◆ **Given problem**: Find the lines below that contain the string "包含锂合金蓄电池". Copy each one.

## START

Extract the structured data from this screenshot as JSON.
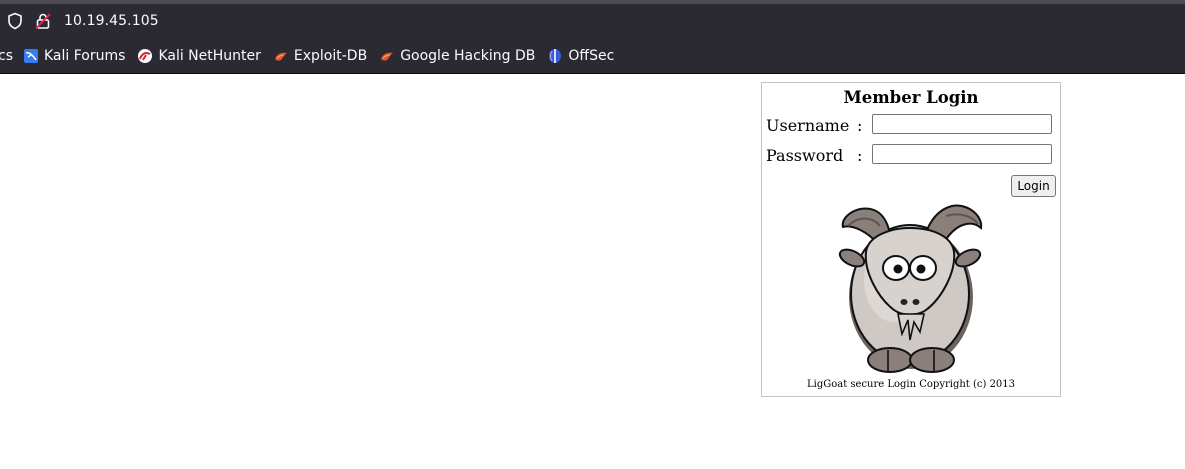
{
  "browser": {
    "url": "10.19.45.105",
    "bookmarks": [
      {
        "label": "cs",
        "icon": "cut-off-bookmark"
      },
      {
        "label": "Kali Forums",
        "icon": "kali-forums-icon"
      },
      {
        "label": "Kali NetHunter",
        "icon": "kali-nethunter-icon"
      },
      {
        "label": "Exploit-DB",
        "icon": "exploit-db-icon"
      },
      {
        "label": "Google Hacking DB",
        "icon": "exploit-db-icon"
      },
      {
        "label": "OffSec",
        "icon": "offsec-icon"
      }
    ]
  },
  "login": {
    "title": "Member Login",
    "username_label": "Username",
    "password_label": "Password",
    "colon": ":",
    "username_value": "",
    "password_value": "",
    "button_label": "Login",
    "image": "goat-illustration",
    "footer": "LigGoat secure Login Copyright (c) 2013"
  },
  "colors": {
    "chrome_bg": "#2b2a33",
    "chrome_text": "#fbfbfe",
    "panel_border": "#c4c4c4",
    "page_bg": "#ffffff"
  }
}
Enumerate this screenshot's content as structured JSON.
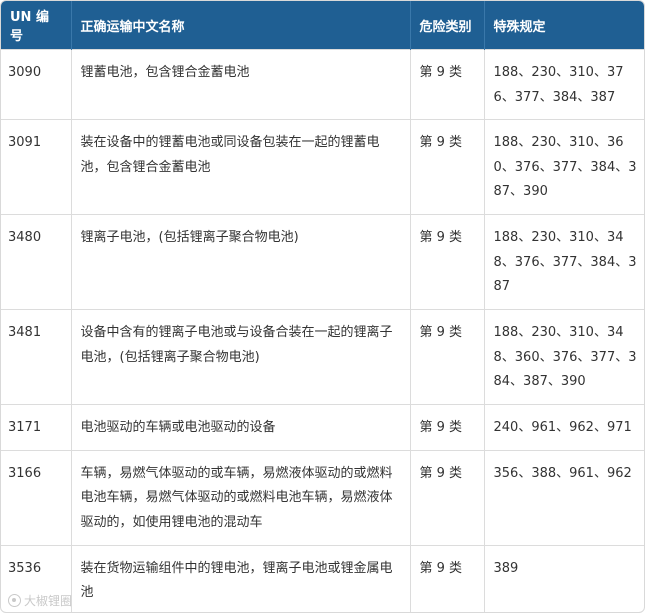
{
  "table": {
    "headers": [
      "UN 编号",
      "正确运输中文名称",
      "危险类别",
      "特殊规定"
    ],
    "rows": [
      {
        "un": "3090",
        "name": "锂蓄电池，包含锂合金蓄电池",
        "class": "第 9 类",
        "special": "188、230、310、376、377、384、387"
      },
      {
        "un": "3091",
        "name": "装在设备中的锂蓄电池或同设备包装在一起的锂蓄电池，包含锂合金蓄电池",
        "class": "第 9 类",
        "special": "188、230、310、360、376、377、384、387、390"
      },
      {
        "un": "3480",
        "name": "锂离子电池，(包括锂离子聚合物电池)",
        "class": "第 9 类",
        "special": "188、230、310、348、376、377、384、387"
      },
      {
        "un": "3481",
        "name": "设备中含有的锂离子电池或与设备合装在一起的锂离子电池，(包括锂离子聚合物电池)",
        "class": "第 9 类",
        "special": "188、230、310、348、360、376、377、384、387、390"
      },
      {
        "un": "3171",
        "name": "电池驱动的车辆或电池驱动的设备",
        "class": "第 9 类",
        "special": "240、961、962、971"
      },
      {
        "un": "3166",
        "name": "车辆，易燃气体驱动的或车辆，易燃液体驱动的或燃料电池车辆，易燃气体驱动的或燃料电池车辆，易燃液体驱动的，如使用锂电池的混动车",
        "class": "第 9 类",
        "special": "356、388、961、962"
      },
      {
        "un": "3536",
        "name": "装在货物运输组件中的锂电池，锂离子电池或锂金属电池",
        "class": "第 9 类",
        "special": "389"
      }
    ]
  },
  "watermark": {
    "text": "大椒锂圈",
    "icon": "watermark-logo-icon"
  }
}
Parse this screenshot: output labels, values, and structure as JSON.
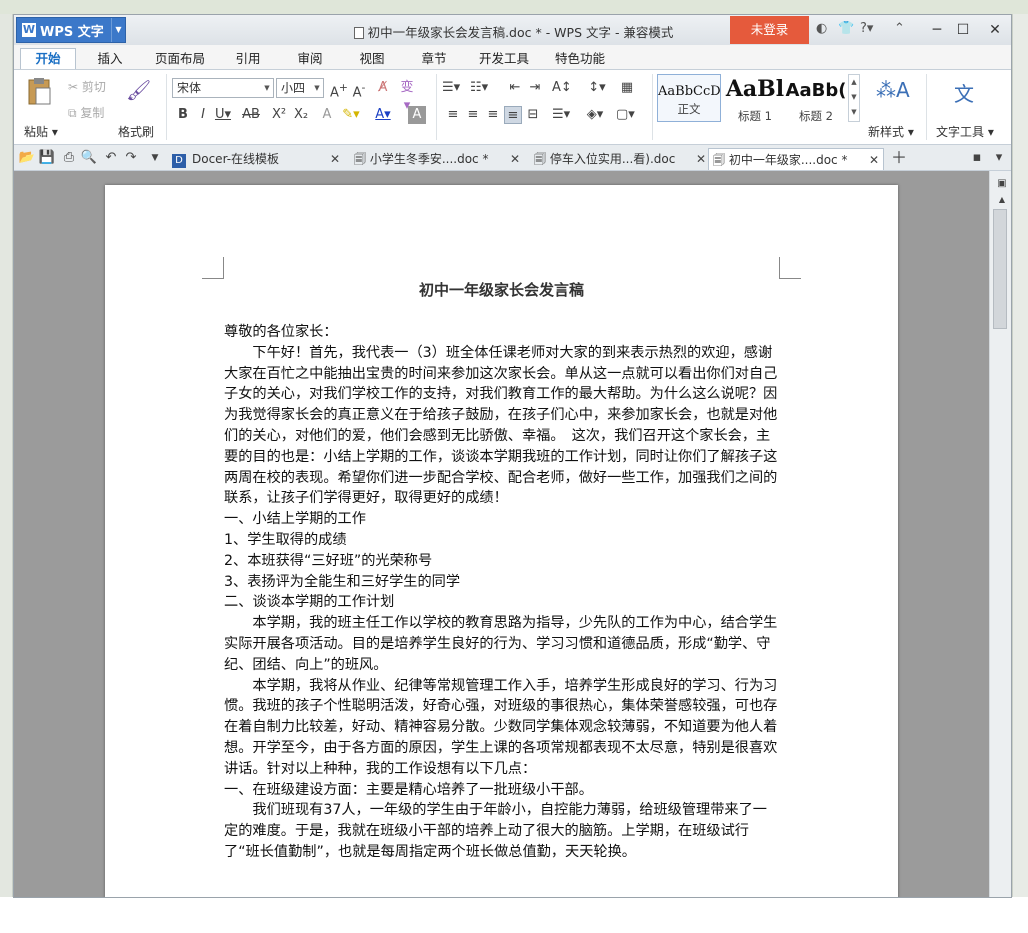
{
  "app": {
    "brand": "WPS 文字",
    "brand_letter": "W",
    "title": "初中一年级家长会发言稿.doc * - WPS 文字 - 兼容模式",
    "login": "未登录"
  },
  "tabs": [
    "开始",
    "插入",
    "页面布局",
    "引用",
    "审阅",
    "视图",
    "章节",
    "开发工具",
    "特色功能"
  ],
  "ribbon": {
    "paste": "粘贴",
    "cut": "剪切",
    "copy": "复制",
    "format_painter": "格式刷",
    "font": "宋体",
    "size": "小四",
    "styles": [
      {
        "sample": "AaBbCcD",
        "label": "正文"
      },
      {
        "sample": "AaBl",
        "label": "标题 1"
      },
      {
        "sample": "AaBb(",
        "label": "标题 2"
      }
    ],
    "new_style": "新样式",
    "text_tools": "文字工具"
  },
  "doc_tabs": [
    "Docer-在线模板",
    "小学生冬季安....doc *",
    "停车入位实用...看).doc",
    "初中一年级家....doc *"
  ],
  "document": {
    "title": "初中一年级家长会发言稿",
    "paragraphs": [
      "尊敬的各位家长：",
      "　　下午好！首先，我代表一（3）班全体任课老师对大家的到来表示热烈的欢迎，感谢大家在百忙之中能抽出宝贵的时间来参加这次家长会。单从这一点就可以看出你们对自己子女的关心，对我们学校工作的支持，对我们教育工作的最大帮助。为什么这么说呢？因为我觉得家长会的真正意义在于给孩子鼓励，在孩子们心中，来参加家长会，也就是对他们的关心，对他们的爱，他们会感到无比骄傲、幸福。　这次，我们召开这个家长会，主要的目的也是：小结上学期的工作，谈谈本学期我班的工作计划，同时让你们了解孩子这两周在校的表现。希望你们进一步配合学校、配合老师，做好一些工作，加强我们之间的联系，让孩子们学得更好，取得更好的成绩！",
      "一、小结上学期的工作",
      "1、学生取得的成绩",
      "2、本班获得“三好班”的光荣称号",
      "3、表扬评为全能生和三好学生的同学",
      "二、谈谈本学期的工作计划",
      "　　本学期，我的班主任工作以学校的教育思路为指导，少先队的工作为中心，结合学生实际开展各项活动。目的是培养学生良好的行为、学习习惯和道德品质，形成“勤学、守纪、团结、向上”的班风。",
      "　　本学期，我将从作业、纪律等常规管理工作入手，培养学生形成良好的学习、行为习惯。我班的孩子个性聪明活泼，好奇心强，对班级的事很热心，集体荣誉感较强，可也存在着自制力比较差，好动、精神容易分散。少数同学集体观念较薄弱，不知道要为他人着想。开学至今，由于各方面的原因，学生上课的各项常规都表现不太尽意，特别是很喜欢讲话。针对以上种种，我的工作设想有以下几点：",
      "一、在班级建设方面：主要是精心培养了一批班级小干部。",
      "　　我们班现有37人，一年级的学生由于年龄小，自控能力薄弱，给班级管理带来了一定的难度。于是，我就在班级小干部的培养上动了很大的脑筋。上学期，在班级试行了“班长值勤制”，也就是每周指定两个班长做总值勤，天天轮换。"
    ]
  }
}
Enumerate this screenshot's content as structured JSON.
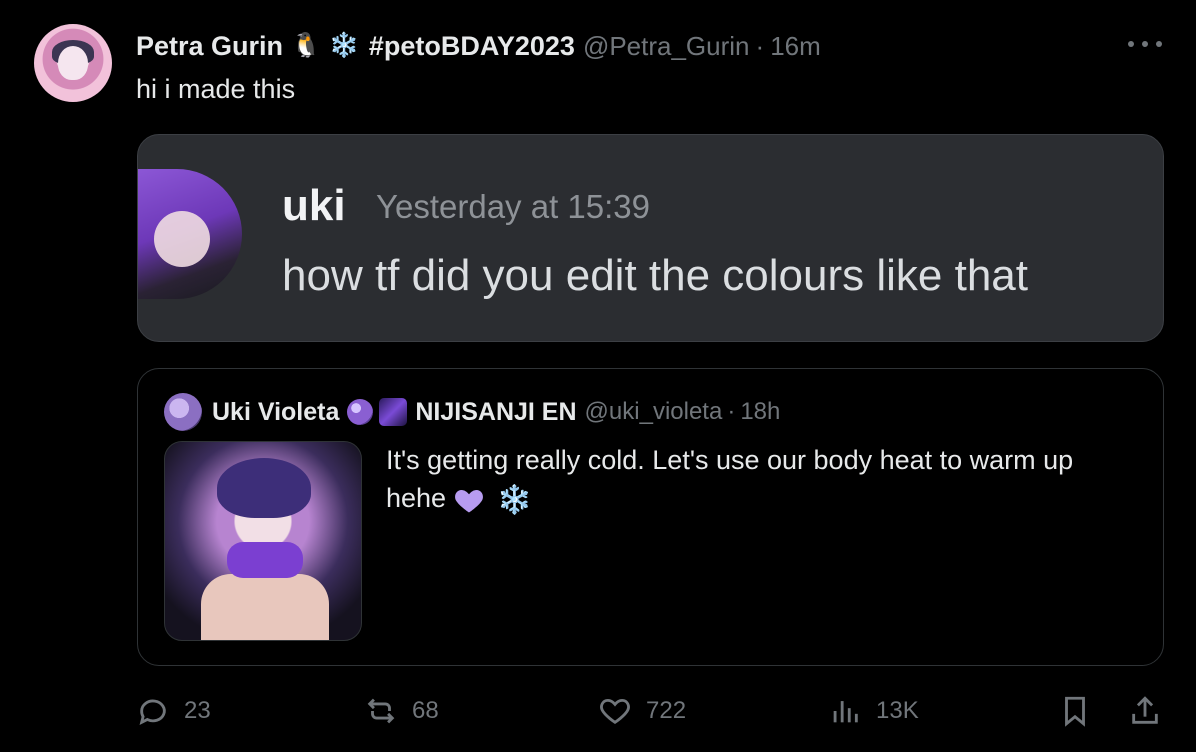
{
  "tweet": {
    "author_name": "Petra Gurin",
    "emoji_1": "🐧",
    "emoji_2": "❄️",
    "hashtag": "#petoBDAY2023",
    "handle": "@Petra_Gurin",
    "separator": "·",
    "time": "16m",
    "text": "hi i made this"
  },
  "discord": {
    "username": "uki",
    "timestamp": "Yesterday at 15:39",
    "message": "how tf did you edit the colours like that"
  },
  "quote": {
    "author_name": "Uki Violeta",
    "org": "NIJISANJI EN",
    "handle": "@uki_violeta",
    "separator": "·",
    "time": "18h",
    "text": "It's getting really cold. Let's use our body heat to warm up hehe",
    "trailing_emoji": "❄️"
  },
  "actions": {
    "replies": "23",
    "reposts": "68",
    "likes": "722",
    "views": "13K"
  },
  "colors": {
    "background": "#000000",
    "text_primary": "#e7e9ea",
    "text_secondary": "#71767b",
    "discord_bg": "#2b2d31",
    "heart_emoji": "#b79cf0"
  },
  "icons": [
    "more-icon",
    "reply-icon",
    "repost-icon",
    "like-icon",
    "views-icon",
    "bookmark-icon",
    "share-icon"
  ]
}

## END

◆ **Exercise result**:
        "name": "锂蓄电池，包含锂合金蓄电池",
        "name": "装在设备中的锂蓄电池或同设备包装在一起的锂蓄电池，包含锂合金蓄电池",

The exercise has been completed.